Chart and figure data

-*-

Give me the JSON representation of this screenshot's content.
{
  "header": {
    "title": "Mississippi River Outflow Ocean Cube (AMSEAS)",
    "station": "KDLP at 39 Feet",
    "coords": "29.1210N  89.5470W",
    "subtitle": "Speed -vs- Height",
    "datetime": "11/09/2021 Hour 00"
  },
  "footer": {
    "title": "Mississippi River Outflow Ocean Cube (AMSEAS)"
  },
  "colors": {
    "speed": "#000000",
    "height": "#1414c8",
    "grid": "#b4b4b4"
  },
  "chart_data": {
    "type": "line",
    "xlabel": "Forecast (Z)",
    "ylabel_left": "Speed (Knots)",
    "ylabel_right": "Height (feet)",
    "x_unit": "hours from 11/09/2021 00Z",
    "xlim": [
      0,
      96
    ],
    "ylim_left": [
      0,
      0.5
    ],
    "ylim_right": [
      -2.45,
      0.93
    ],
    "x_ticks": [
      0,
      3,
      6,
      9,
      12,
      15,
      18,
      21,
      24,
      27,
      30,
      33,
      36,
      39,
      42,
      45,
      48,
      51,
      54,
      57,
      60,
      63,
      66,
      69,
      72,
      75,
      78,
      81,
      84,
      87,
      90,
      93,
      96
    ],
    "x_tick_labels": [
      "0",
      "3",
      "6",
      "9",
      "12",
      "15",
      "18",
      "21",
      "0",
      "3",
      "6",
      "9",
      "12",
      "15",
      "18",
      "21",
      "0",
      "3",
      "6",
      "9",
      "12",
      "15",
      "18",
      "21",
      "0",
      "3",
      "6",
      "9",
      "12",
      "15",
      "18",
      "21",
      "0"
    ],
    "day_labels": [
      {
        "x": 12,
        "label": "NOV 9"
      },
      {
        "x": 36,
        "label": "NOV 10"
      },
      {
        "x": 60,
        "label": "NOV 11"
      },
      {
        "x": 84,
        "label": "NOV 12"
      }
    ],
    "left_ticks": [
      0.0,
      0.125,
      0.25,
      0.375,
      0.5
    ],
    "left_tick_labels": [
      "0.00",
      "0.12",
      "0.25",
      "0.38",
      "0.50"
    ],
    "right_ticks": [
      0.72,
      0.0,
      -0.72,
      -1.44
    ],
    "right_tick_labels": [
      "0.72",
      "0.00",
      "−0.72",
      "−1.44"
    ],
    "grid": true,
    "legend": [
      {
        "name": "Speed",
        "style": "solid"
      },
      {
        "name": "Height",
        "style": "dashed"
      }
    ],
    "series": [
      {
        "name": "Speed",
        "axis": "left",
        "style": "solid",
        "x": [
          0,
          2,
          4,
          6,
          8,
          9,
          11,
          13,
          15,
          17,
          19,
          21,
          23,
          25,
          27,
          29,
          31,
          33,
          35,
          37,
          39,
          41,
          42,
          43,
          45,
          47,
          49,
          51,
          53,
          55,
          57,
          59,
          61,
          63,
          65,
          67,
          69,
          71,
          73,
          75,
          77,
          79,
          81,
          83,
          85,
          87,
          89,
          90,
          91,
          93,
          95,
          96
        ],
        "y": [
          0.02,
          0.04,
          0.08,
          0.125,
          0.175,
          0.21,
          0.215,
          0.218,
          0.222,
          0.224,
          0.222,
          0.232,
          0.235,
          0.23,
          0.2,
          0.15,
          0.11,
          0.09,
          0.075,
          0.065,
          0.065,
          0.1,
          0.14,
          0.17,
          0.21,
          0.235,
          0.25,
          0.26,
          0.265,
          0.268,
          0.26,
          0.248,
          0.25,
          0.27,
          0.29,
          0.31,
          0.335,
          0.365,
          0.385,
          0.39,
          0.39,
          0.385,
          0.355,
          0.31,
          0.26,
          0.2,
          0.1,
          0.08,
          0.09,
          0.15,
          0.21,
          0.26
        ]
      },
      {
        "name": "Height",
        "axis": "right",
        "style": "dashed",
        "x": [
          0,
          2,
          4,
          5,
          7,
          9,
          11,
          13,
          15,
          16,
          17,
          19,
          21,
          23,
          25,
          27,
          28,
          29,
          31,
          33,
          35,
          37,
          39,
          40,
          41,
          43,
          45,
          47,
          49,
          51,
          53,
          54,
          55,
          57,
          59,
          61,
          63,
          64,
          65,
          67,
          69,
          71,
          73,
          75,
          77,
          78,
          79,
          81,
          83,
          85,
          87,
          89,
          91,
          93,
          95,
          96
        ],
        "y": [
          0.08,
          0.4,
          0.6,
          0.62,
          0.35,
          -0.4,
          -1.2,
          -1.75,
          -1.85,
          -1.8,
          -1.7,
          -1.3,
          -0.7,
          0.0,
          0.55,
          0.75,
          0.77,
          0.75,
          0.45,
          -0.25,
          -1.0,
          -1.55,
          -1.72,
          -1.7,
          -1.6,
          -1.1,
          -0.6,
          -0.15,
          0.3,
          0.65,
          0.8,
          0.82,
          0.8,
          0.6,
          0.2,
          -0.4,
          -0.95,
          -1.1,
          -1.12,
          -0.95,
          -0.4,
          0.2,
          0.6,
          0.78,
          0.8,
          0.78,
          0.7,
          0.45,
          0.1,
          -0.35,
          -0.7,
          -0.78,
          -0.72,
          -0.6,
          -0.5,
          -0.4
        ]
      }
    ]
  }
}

-*-

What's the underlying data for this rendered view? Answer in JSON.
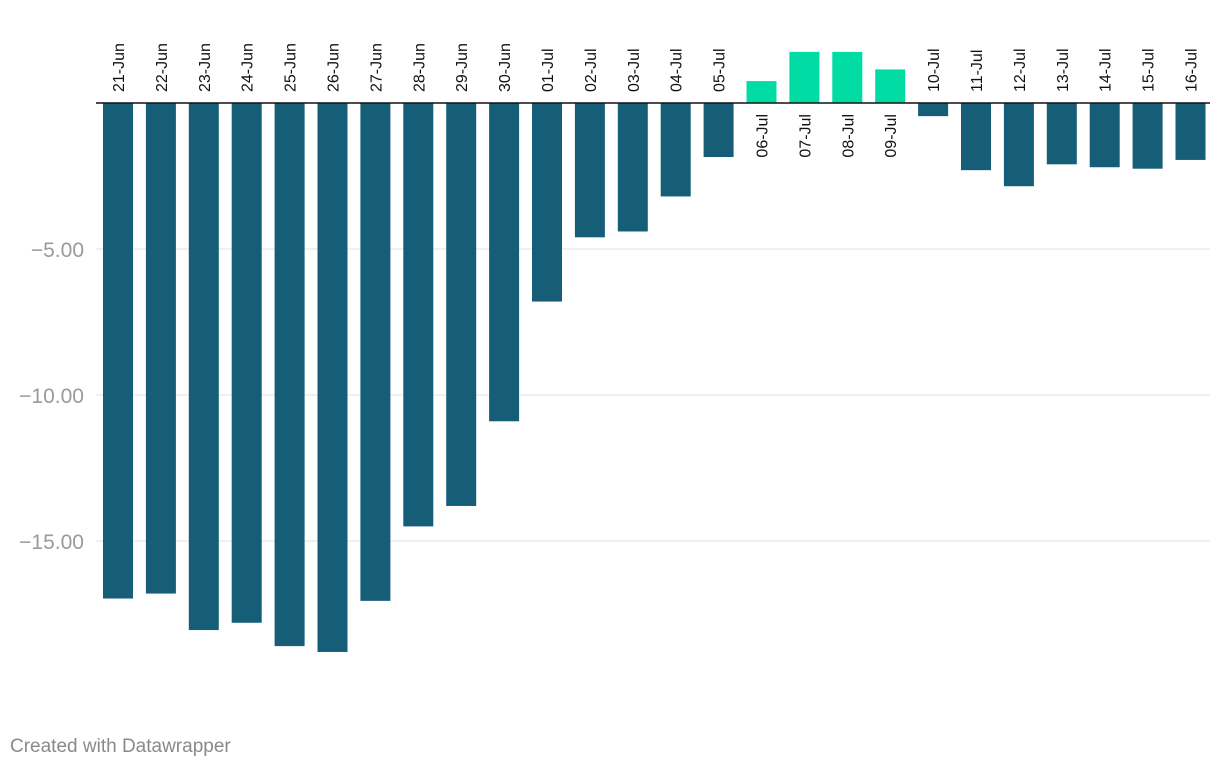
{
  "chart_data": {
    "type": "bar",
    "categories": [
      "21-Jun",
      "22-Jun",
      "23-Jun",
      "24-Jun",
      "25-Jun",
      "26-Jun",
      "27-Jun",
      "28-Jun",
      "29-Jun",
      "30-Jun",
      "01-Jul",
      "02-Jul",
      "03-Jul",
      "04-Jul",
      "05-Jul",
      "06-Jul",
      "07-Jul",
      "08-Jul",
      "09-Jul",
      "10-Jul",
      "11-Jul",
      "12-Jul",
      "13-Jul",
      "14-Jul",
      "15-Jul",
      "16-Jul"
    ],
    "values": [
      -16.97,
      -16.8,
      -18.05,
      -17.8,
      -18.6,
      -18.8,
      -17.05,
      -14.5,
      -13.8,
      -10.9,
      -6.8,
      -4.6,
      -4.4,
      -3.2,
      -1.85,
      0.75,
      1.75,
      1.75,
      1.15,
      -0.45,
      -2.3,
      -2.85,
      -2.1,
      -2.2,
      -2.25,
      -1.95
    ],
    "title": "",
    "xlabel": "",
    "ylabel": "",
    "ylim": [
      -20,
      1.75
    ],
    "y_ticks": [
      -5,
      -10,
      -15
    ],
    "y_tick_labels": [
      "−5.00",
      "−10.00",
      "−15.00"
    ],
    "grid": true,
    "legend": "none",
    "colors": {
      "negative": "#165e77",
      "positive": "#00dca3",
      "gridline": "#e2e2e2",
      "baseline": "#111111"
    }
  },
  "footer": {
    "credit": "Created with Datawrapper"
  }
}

-*-

## WHAT THE EXERCISE ASKS
For the material, find the number of lines holding the word "AMSEAS" and give that figure and nothing more.

## ANSWER TO THE EXERCISE
2